BRIEF: Omit images. Retype all entries verbatim.

DATA ENTRIES:
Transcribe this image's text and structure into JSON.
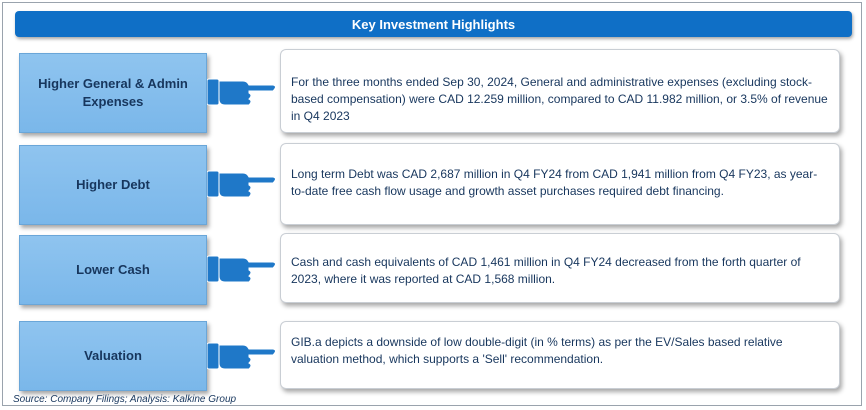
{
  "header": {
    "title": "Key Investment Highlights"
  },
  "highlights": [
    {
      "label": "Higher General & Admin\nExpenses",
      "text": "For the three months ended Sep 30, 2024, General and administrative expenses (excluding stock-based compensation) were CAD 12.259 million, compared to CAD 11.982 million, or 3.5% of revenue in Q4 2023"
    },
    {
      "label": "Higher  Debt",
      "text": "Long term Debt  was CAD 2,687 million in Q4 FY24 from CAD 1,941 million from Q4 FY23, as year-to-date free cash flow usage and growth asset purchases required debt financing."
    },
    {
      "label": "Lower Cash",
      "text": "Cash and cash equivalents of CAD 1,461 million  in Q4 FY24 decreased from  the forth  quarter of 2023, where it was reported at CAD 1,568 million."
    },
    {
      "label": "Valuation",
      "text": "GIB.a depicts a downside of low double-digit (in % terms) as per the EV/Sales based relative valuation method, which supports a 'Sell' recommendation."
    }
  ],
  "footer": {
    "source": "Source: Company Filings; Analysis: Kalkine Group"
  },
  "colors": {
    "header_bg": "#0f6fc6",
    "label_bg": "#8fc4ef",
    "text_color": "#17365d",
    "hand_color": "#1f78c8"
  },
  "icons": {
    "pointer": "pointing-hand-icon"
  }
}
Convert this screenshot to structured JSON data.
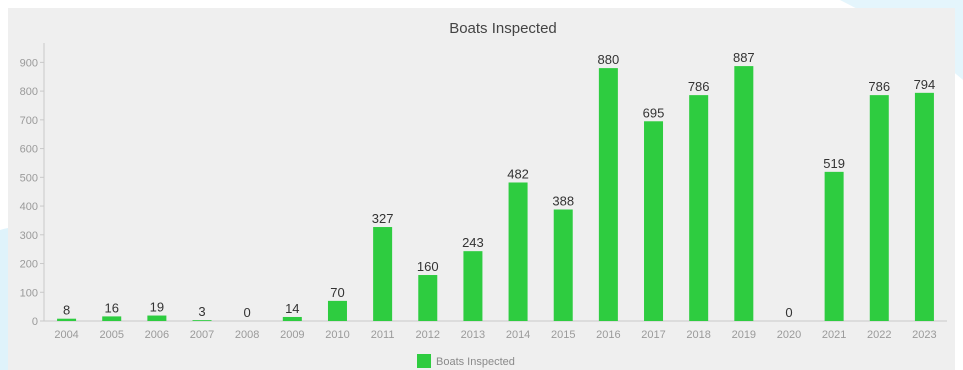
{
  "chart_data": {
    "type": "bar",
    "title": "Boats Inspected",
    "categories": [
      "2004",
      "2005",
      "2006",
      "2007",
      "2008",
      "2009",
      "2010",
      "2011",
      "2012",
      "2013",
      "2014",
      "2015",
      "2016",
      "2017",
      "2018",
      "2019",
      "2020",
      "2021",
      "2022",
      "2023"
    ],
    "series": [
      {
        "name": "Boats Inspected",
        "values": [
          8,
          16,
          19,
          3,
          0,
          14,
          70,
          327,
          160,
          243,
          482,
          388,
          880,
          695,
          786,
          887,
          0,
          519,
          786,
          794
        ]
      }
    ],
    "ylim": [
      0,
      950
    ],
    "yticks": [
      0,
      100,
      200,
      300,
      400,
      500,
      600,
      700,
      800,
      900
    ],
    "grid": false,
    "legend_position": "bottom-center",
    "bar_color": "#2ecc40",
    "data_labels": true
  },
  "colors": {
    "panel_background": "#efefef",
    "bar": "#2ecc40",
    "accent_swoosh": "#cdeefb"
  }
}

COMPLETED EXERCISE:
Transcribe this image's text and structure into JSON.
{
  "header": {
    "title": "Key Investment Highlights"
  },
  "highlights": [
    {
      "label": "Higher General & Admin\nExpenses",
      "text": "For the three months ended Sep 30, 2024, General and administrative expenses (excluding stock-based compensation) were CAD 12.259 million, compared to CAD 11.982 million, or 3.5% of revenue in Q4 2023"
    },
    {
      "label": "Higher  Debt",
      "text": "Long term Debt  was CAD 2,687 million in Q4 FY24 from CAD 1,941 million from Q4 FY23, as year-to-date free cash flow usage and growth asset purchases required debt financing."
    },
    {
      "label": "Lower Cash",
      "text": "Cash and cash equivalents of CAD 1,461 million  in Q4 FY24 decreased from  the forth  quarter of 2023, where it was reported at CAD 1,568 million."
    },
    {
      "label": "Valuation",
      "text": "GIB.a depicts a downside of low double-digit (in % terms) as per the EV/Sales based relative valuation method, which supports a 'Sell' recommendation."
    }
  ],
  "footer": {
    "source": "Source: Company Filings; Analysis: Kalkine Group"
  },
  "colors": {
    "header_bg": "#0f6fc6",
    "label_bg": "#8fc4ef",
    "text_color": "#17365d",
    "hand_color": "#1f78c8"
  },
  "icons": {
    "pointer": "pointing-hand-icon"
  }
}
Convert this screenshot to structured JSON data.
{
  "chart_data": {
    "type": "bar",
    "title": "Boats Inspected",
    "categories": [
      "2004",
      "2005",
      "2006",
      "2007",
      "2008",
      "2009",
      "2010",
      "2011",
      "2012",
      "2013",
      "2014",
      "2015",
      "2016",
      "2017",
      "2018",
      "2019",
      "2020",
      "2021",
      "2022",
      "2023"
    ],
    "series": [
      {
        "name": "Boats Inspected",
        "values": [
          8,
          16,
          19,
          3,
          0,
          14,
          70,
          327,
          160,
          243,
          482,
          388,
          880,
          695,
          786,
          887,
          0,
          519,
          786,
          794
        ]
      }
    ],
    "ylim": [
      0,
      950
    ],
    "yticks": [
      0,
      100,
      200,
      300,
      400,
      500,
      600,
      700,
      800,
      900
    ],
    "grid": false,
    "legend_position": "bottom-center",
    "bar_color": "#2ecc40",
    "data_labels": true
  },
  "colors": {
    "panel_background": "#efefef",
    "bar": "#2ecc40",
    "accent_swoosh": "#cdeefb"
  }
}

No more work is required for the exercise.